## PROBLEM DESCRIPTION
From the entries below, gather each line containing the word "potential".

## INPUT MATERIAL
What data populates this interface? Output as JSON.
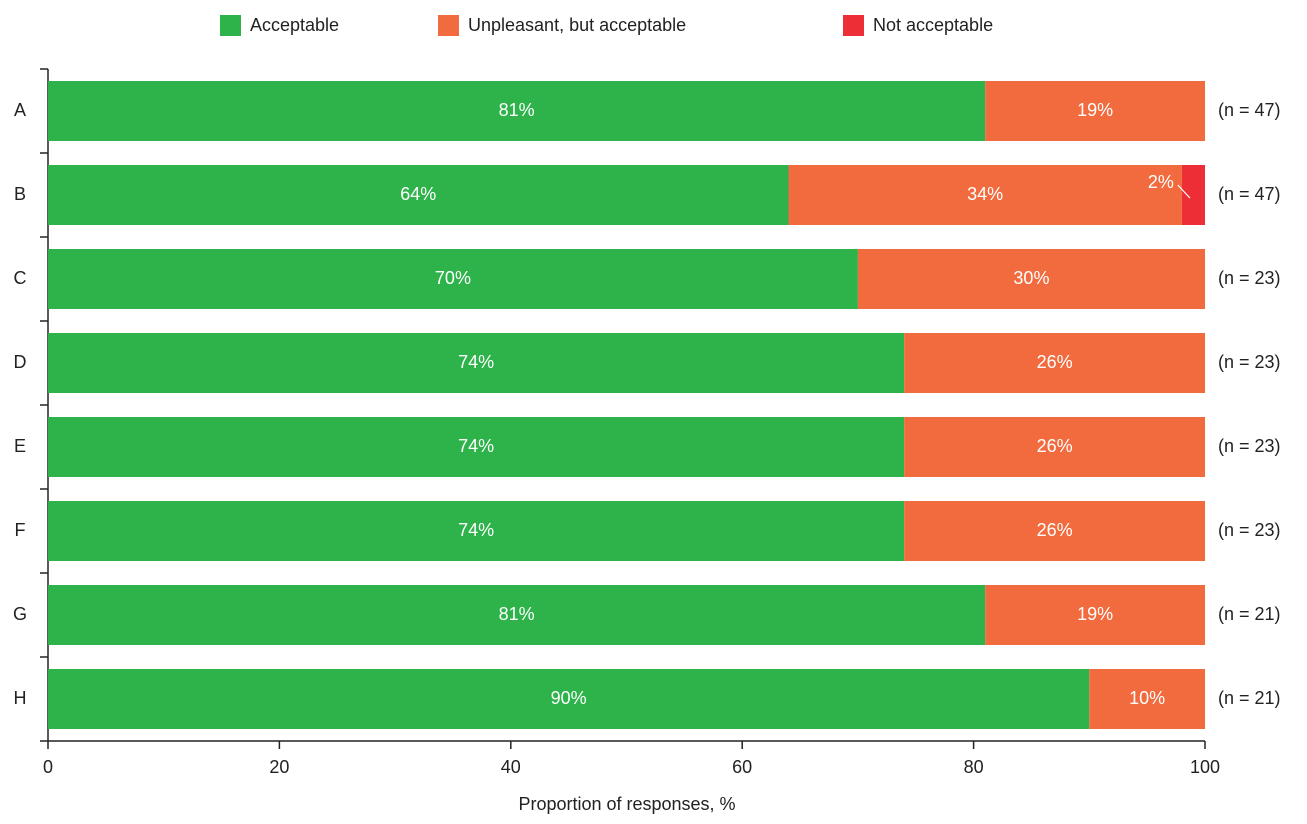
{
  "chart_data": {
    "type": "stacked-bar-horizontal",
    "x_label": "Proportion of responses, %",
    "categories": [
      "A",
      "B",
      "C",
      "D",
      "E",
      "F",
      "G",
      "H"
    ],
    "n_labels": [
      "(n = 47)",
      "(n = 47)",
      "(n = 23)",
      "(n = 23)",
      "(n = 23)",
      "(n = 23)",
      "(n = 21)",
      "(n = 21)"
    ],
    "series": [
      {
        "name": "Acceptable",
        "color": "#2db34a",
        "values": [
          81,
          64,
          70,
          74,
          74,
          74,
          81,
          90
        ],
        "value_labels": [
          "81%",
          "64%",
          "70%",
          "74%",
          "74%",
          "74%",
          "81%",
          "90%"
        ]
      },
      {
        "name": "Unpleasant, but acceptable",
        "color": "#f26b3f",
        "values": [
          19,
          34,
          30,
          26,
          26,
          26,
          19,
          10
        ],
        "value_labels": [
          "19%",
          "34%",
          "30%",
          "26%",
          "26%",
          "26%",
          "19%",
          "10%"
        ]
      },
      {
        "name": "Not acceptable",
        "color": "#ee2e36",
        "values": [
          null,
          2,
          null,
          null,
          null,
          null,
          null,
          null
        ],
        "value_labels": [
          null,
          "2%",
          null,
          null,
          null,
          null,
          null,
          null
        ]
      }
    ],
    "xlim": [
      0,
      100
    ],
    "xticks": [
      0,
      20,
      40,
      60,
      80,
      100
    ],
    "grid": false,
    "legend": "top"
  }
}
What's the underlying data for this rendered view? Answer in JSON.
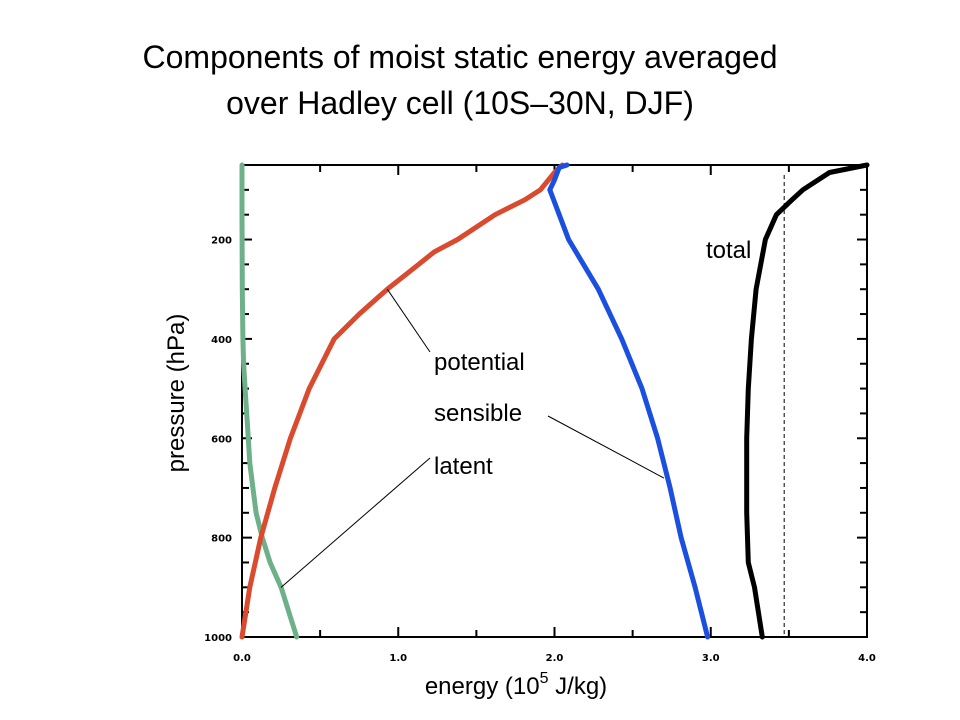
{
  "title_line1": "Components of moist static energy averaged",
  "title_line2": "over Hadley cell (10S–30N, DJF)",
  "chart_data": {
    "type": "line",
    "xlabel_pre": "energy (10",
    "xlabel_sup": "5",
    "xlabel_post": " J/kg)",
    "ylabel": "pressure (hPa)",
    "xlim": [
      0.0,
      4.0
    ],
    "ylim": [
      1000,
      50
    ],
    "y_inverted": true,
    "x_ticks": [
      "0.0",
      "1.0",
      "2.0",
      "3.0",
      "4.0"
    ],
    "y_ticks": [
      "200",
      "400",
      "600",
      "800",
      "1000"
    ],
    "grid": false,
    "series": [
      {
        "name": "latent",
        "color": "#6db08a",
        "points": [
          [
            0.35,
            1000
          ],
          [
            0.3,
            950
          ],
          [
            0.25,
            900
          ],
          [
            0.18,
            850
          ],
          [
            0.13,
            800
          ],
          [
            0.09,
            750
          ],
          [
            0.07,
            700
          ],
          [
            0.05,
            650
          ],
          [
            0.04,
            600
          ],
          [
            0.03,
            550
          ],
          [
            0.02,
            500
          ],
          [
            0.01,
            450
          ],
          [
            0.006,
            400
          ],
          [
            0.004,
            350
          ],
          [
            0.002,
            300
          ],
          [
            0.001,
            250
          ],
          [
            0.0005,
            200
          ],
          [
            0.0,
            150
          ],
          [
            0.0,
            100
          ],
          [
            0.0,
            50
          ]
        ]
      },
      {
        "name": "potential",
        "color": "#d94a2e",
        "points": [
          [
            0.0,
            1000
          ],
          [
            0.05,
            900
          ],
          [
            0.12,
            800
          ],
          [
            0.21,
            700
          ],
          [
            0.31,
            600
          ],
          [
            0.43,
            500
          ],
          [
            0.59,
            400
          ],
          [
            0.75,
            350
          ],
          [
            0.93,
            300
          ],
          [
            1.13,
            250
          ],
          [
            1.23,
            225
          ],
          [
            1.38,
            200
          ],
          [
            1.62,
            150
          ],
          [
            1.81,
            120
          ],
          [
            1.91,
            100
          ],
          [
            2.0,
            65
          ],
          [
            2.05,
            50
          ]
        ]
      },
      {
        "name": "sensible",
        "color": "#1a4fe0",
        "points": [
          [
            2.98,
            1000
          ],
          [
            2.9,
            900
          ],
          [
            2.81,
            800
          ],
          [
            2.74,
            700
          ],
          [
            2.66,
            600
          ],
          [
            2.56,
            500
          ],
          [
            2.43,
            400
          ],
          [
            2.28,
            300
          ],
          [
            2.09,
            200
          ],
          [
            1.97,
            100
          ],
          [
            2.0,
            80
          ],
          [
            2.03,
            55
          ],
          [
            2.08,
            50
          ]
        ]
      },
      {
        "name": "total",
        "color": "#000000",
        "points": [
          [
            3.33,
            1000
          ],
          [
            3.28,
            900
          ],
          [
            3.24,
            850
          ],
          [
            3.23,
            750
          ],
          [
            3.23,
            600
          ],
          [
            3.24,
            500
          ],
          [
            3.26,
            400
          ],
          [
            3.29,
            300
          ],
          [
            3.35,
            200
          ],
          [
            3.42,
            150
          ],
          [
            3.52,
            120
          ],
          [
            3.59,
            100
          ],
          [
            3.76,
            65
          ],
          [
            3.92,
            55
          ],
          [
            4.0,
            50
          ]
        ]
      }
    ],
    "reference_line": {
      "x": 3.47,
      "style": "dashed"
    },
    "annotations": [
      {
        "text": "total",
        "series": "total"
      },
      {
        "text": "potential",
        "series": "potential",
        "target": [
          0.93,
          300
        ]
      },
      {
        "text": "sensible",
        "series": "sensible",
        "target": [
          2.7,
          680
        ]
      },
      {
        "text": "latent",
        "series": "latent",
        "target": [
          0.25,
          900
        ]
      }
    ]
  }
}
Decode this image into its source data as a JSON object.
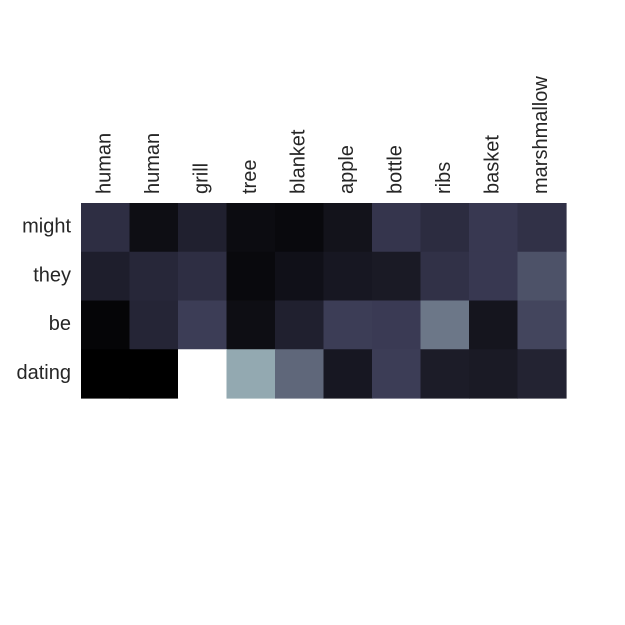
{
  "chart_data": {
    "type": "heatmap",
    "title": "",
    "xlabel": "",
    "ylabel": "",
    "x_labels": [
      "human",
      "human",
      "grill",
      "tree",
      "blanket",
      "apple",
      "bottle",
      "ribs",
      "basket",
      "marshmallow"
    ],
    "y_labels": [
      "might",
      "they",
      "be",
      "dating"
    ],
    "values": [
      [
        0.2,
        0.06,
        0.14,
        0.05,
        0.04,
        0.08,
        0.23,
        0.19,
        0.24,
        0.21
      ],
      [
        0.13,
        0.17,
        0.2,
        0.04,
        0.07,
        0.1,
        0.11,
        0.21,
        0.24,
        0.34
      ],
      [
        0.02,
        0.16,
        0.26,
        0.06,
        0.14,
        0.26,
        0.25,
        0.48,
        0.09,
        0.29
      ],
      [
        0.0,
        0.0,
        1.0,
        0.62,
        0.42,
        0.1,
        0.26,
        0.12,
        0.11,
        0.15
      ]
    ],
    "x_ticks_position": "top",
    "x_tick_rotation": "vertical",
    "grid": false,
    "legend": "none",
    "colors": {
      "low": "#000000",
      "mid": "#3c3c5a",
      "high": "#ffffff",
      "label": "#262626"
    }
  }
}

## REPLY TO THE EXERCISE
        "name": "potential",
        "text": "potential",
        "series": "potential",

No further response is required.